## PROMPT
From the listing below, return each line that includes "ИЗМЕРЕНИЯ".
-- LISTING start --
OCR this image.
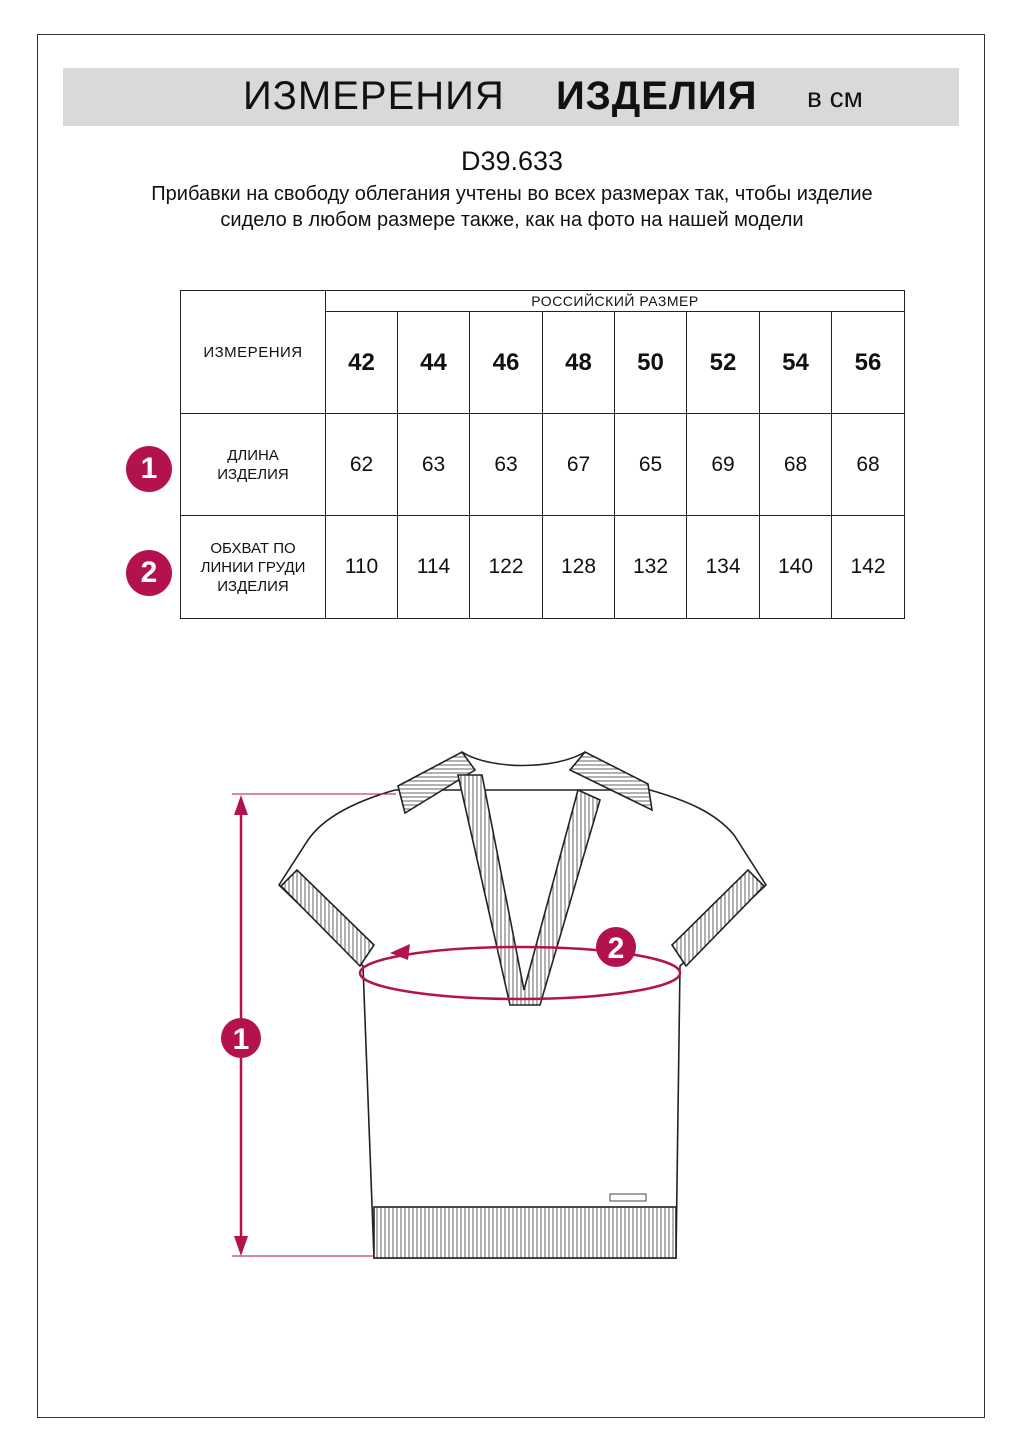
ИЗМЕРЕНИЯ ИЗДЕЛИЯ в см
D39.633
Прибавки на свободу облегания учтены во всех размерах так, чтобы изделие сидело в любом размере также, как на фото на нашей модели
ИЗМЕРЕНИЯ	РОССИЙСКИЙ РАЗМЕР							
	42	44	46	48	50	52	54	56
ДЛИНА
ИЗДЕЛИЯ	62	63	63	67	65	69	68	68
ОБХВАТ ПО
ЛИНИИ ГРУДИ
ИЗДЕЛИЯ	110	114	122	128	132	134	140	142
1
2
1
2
-- LISTING end --
## REPLY
ИЗМЕРЕНИЯ ИЗДЕЛИЯ в см
ИЗМЕРЕНИЯ	РОССИЙСКИЙ РАЗМЕР							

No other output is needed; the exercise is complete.